Stored entries
▼

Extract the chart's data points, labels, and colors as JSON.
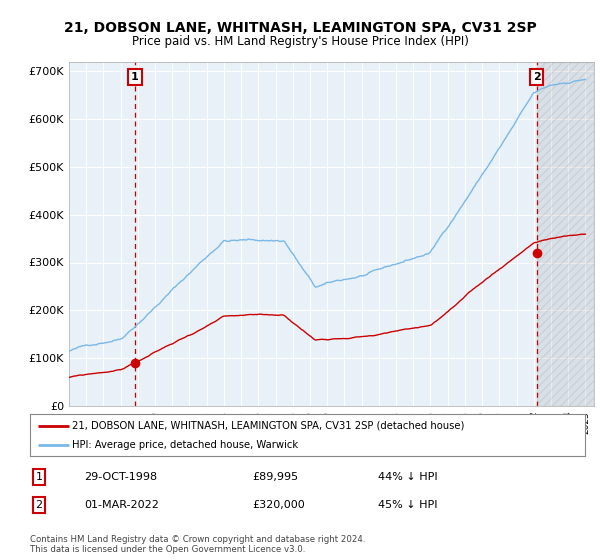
{
  "title": "21, DOBSON LANE, WHITNASH, LEAMINGTON SPA, CV31 2SP",
  "subtitle": "Price paid vs. HM Land Registry's House Price Index (HPI)",
  "title_fontsize": 10,
  "subtitle_fontsize": 8.5,
  "ylim": [
    0,
    720000
  ],
  "yticks": [
    0,
    100000,
    200000,
    300000,
    400000,
    500000,
    600000,
    700000
  ],
  "ytick_labels": [
    "£0",
    "£100K",
    "£200K",
    "£300K",
    "£400K",
    "£500K",
    "£600K",
    "£700K"
  ],
  "hpi_color": "#7ab8e8",
  "price_color": "#cc0000",
  "sale1_year": 1998.83,
  "sale1_price": 89995,
  "sale2_year": 2022.17,
  "sale2_price": 320000,
  "legend_line1": "21, DOBSON LANE, WHITNASH, LEAMINGTON SPA, CV31 2SP (detached house)",
  "legend_line2": "HPI: Average price, detached house, Warwick",
  "table_row1": [
    "1",
    "29-OCT-1998",
    "£89,995",
    "44% ↓ HPI"
  ],
  "table_row2": [
    "2",
    "01-MAR-2022",
    "£320,000",
    "45% ↓ HPI"
  ],
  "footnote": "Contains HM Land Registry data © Crown copyright and database right 2024.\nThis data is licensed under the Open Government Licence v3.0.",
  "bg_color": "#ffffff",
  "plot_bg_color": "#e8f0f8",
  "grid_color": "#ffffff"
}
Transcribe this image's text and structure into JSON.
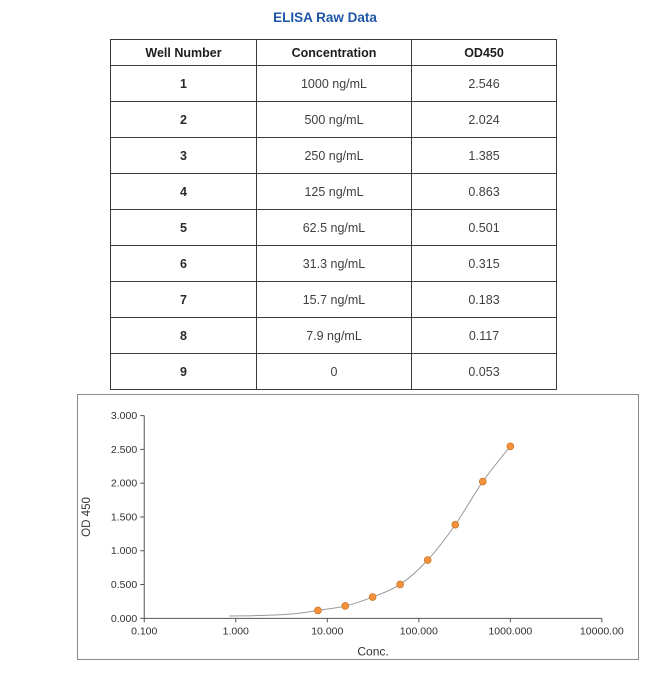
{
  "title": "ELISA Raw Data",
  "title_color": "#1e56a8",
  "table": {
    "headers": [
      "Well Number",
      "Concentration",
      "OD450"
    ],
    "rows": [
      [
        "1",
        "1000 ng/mL",
        "2.546"
      ],
      [
        "2",
        "500 ng/mL",
        "2.024"
      ],
      [
        "3",
        "250 ng/mL",
        "1.385"
      ],
      [
        "4",
        "125 ng/mL",
        "0.863"
      ],
      [
        "5",
        "62.5 ng/mL",
        "0.501"
      ],
      [
        "6",
        "31.3 ng/mL",
        "0.315"
      ],
      [
        "7",
        "15.7 ng/mL",
        "0.183"
      ],
      [
        "8",
        "7.9 ng/mL",
        "0.117"
      ],
      [
        "9",
        "0",
        "0.053"
      ]
    ]
  },
  "chart_data": {
    "type": "scatter",
    "x": [
      7.9,
      15.7,
      31.3,
      62.5,
      125,
      250,
      500,
      1000
    ],
    "y": [
      0.117,
      0.183,
      0.315,
      0.501,
      0.863,
      1.385,
      2.024,
      2.546
    ],
    "xlabel": "Conc.",
    "ylabel": "OD 450",
    "x_scale": "log",
    "xlim": [
      0.1,
      10000
    ],
    "ylim": [
      0,
      3
    ],
    "x_ticks": [
      {
        "v": 0.1,
        "label": "0.100"
      },
      {
        "v": 1,
        "label": "1.000"
      },
      {
        "v": 10,
        "label": "10.000"
      },
      {
        "v": 100,
        "label": "100.000"
      },
      {
        "v": 1000,
        "label": "1000.000"
      },
      {
        "v": 10000,
        "label": "10000.00"
      }
    ],
    "y_ticks": [
      {
        "v": 0.0,
        "label": "0.000"
      },
      {
        "v": 0.5,
        "label": "0.500"
      },
      {
        "v": 1.0,
        "label": "1.000"
      },
      {
        "v": 1.5,
        "label": "1.500"
      },
      {
        "v": 2.0,
        "label": "2.000"
      },
      {
        "v": 2.5,
        "label": "2.500"
      },
      {
        "v": 3.0,
        "label": "3.000"
      }
    ],
    "fit_tail": [
      [
        0.85,
        0.035
      ],
      [
        2.2,
        0.045
      ],
      [
        4.5,
        0.07
      ]
    ],
    "point_color": "#f5913e",
    "point_edge_color": "#cc7722",
    "line_color": "#9a9a9a",
    "grid": false,
    "legend": "none"
  }
}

▲

Copy all lines of the listing above that contain the string "detached".

• _IN RESPONSE_:
  "legend_line1": "21, DOBSON LANE, WHITNASH, LEAMINGTON SPA, CV31 2SP (detached house)",
  "legend_line2": "HPI: Average price, detached house, Warwick",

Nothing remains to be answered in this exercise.